## [OBJECTIVE]
Each line of the material must be returned exactly.

## [EXERCISE INPUT]
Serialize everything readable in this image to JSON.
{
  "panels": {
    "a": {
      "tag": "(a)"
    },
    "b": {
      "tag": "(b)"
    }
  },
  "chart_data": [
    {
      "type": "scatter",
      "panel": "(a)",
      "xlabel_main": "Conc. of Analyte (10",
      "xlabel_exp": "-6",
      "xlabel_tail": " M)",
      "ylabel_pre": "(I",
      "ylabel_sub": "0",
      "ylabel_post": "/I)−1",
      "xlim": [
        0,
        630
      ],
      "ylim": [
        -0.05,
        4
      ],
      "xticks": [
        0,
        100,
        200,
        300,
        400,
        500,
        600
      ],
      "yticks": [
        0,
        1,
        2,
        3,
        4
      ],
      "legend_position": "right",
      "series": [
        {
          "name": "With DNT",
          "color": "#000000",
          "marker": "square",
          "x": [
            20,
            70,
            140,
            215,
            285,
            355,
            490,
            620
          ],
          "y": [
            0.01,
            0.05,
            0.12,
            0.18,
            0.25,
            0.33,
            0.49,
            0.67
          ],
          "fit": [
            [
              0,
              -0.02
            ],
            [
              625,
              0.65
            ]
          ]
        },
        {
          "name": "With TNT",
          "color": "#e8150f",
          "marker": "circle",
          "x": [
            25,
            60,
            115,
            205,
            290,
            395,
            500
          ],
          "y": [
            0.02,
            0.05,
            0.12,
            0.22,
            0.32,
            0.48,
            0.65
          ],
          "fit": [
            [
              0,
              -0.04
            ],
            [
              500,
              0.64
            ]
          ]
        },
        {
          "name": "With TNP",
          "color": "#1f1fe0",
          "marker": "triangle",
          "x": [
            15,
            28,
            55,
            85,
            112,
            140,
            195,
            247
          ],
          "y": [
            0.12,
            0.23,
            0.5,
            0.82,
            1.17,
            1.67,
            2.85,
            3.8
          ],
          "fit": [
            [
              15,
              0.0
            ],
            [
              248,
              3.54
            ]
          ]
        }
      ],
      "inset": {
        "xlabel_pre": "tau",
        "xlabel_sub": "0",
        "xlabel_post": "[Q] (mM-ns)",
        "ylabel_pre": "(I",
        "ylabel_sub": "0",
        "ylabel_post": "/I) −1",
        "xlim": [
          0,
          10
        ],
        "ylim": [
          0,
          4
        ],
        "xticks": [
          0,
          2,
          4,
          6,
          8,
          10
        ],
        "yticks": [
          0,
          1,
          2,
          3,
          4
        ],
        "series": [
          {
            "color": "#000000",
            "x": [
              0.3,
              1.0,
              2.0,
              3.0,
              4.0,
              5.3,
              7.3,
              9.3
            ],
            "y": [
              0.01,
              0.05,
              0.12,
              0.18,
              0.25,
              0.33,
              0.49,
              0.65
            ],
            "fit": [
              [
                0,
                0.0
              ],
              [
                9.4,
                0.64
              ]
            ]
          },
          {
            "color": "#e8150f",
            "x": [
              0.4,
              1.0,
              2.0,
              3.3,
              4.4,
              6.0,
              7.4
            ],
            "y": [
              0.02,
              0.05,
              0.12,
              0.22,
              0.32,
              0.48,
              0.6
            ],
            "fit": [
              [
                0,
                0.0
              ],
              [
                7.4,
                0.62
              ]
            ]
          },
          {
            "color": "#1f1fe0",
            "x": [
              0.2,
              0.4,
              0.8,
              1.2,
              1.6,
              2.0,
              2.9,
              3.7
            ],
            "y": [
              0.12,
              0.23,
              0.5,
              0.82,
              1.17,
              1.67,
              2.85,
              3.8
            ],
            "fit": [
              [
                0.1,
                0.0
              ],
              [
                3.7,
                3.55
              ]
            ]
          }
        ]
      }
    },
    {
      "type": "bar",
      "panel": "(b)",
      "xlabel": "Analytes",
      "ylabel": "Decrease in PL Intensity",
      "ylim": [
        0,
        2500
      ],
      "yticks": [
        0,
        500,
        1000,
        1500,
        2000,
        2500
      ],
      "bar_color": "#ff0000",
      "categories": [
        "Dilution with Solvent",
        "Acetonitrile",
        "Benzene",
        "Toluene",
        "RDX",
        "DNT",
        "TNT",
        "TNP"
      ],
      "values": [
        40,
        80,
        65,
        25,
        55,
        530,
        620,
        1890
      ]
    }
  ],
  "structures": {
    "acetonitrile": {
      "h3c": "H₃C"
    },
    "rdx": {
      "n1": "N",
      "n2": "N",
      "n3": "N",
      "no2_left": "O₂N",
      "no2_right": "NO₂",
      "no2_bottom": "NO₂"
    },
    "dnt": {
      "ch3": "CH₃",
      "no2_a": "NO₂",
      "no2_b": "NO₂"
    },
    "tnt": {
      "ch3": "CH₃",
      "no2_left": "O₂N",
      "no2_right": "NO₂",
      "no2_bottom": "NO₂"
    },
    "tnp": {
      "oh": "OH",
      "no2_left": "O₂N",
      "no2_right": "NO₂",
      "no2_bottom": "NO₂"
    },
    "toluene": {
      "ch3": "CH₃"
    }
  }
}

## [SOLUTION TO THE EXERCISE]
Serialize everything readable in this image to JSON.
{
  "panels": {
    "a": {
      "tag": "(a)"
    },
    "b": {
      "tag": "(b)"
    }
  },
  "chart_data": [
    {
      "type": "scatter",
      "panel": "(a)",
      "xlabel_main": "Conc. of Analyte (10",
      "xlabel_exp": "-6",
      "xlabel_tail": " M)",
      "ylabel_pre": "(I",
      "ylabel_sub": "0",
      "ylabel_post": "/I)−1",
      "xlim": [
        0,
        630
      ],
      "ylim": [
        -0.05,
        4
      ],
      "xticks": [
        0,
        100,
        200,
        300,
        400,
        500,
        600
      ],
      "yticks": [
        0,
        1,
        2,
        3,
        4
      ],
      "legend_position": "right",
      "series": [
        {
          "name": "With DNT",
          "color": "#000000",
          "marker": "square",
          "x": [
            20,
            70,
            140,
            215,
            285,
            355,
            490,
            620
          ],
          "y": [
            0.01,
            0.05,
            0.12,
            0.18,
            0.25,
            0.33,
            0.49,
            0.67
          ],
          "fit": [
            [
              0,
              -0.02
            ],
            [
              625,
              0.65
            ]
          ]
        },
        {
          "name": "With TNT",
          "color": "#e8150f",
          "marker": "circle",
          "x": [
            25,
            60,
            115,
            205,
            290,
            395,
            500
          ],
          "y": [
            0.02,
            0.05,
            0.12,
            0.22,
            0.32,
            0.48,
            0.65
          ],
          "fit": [
            [
              0,
              -0.04
            ],
            [
              500,
              0.64
            ]
          ]
        },
        {
          "name": "With TNP",
          "color": "#1f1fe0",
          "marker": "triangle",
          "x": [
            15,
            28,
            55,
            85,
            112,
            140,
            195,
            247
          ],
          "y": [
            0.12,
            0.23,
            0.5,
            0.82,
            1.17,
            1.67,
            2.85,
            3.8
          ],
          "fit": [
            [
              15,
              0.0
            ],
            [
              248,
              3.54
            ]
          ]
        }
      ],
      "inset": {
        "xlabel_pre": "tau",
        "xlabel_sub": "0",
        "xlabel_post": "[Q] (mM-ns)",
        "ylabel_pre": "(I",
        "ylabel_sub": "0",
        "ylabel_post": "/I) −1",
        "xlim": [
          0,
          10
        ],
        "ylim": [
          0,
          4
        ],
        "xticks": [
          0,
          2,
          4,
          6,
          8,
          10
        ],
        "yticks": [
          0,
          1,
          2,
          3,
          4
        ],
        "series": [
          {
            "color": "#000000",
            "x": [
              0.3,
              1.0,
              2.0,
              3.0,
              4.0,
              5.3,
              7.3,
              9.3
            ],
            "y": [
              0.01,
              0.05,
              0.12,
              0.18,
              0.25,
              0.33,
              0.49,
              0.65
            ],
            "fit": [
              [
                0,
                0.0
              ],
              [
                9.4,
                0.64
              ]
            ]
          },
          {
            "color": "#e8150f",
            "x": [
              0.4,
              1.0,
              2.0,
              3.3,
              4.4,
              6.0,
              7.4
            ],
            "y": [
              0.02,
              0.05,
              0.12,
              0.22,
              0.32,
              0.48,
              0.6
            ],
            "fit": [
              [
                0,
                0.0
              ],
              [
                7.4,
                0.62
              ]
            ]
          },
          {
            "color": "#1f1fe0",
            "x": [
              0.2,
              0.4,
              0.8,
              1.2,
              1.6,
              2.0,
              2.9,
              3.7
            ],
            "y": [
              0.12,
              0.23,
              0.5,
              0.82,
              1.17,
              1.67,
              2.85,
              3.8
            ],
            "fit": [
              [
                0.1,
                0.0
              ],
              [
                3.7,
                3.55
              ]
            ]
          }
        ]
      }
    },
    {
      "type": "bar",
      "panel": "(b)",
      "xlabel": "Analytes",
      "ylabel": "Decrease in PL Intensity",
      "ylim": [
        0,
        2500
      ],
      "yticks": [
        0,
        500,
        1000,
        1500,
        2000,
        2500
      ],
      "bar_color": "#ff0000",
      "categories": [
        "Dilution with Solvent",
        "Acetonitrile",
        "Benzene",
        "Toluene",
        "RDX",
        "DNT",
        "TNT",
        "TNP"
      ],
      "values": [
        40,
        80,
        65,
        25,
        55,
        530,
        620,
        1890
      ]
    }
  ],
  "structures": {
    "acetonitrile": {
      "h3c": "H₃C"
    },
    "rdx": {
      "n1": "N",
      "n2": "N",
      "n3": "N",
      "no2_left": "O₂N",
      "no2_right": "NO₂",
      "no2_bottom": "NO₂"
    },
    "dnt": {
      "ch3": "CH₃",
      "no2_a": "NO₂",
      "no2_b": "NO₂"
    },
    "tnt": {
      "ch3": "CH₃",
      "no2_left": "O₂N",
      "no2_right": "NO₂",
      "no2_bottom": "NO₂"
    },
    "tnp": {
      "oh": "OH",
      "no2_left": "O₂N",
      "no2_right": "NO₂",
      "no2_bottom": "NO₂"
    },
    "toluene": {
      "ch3": "CH₃"
    }
  }
}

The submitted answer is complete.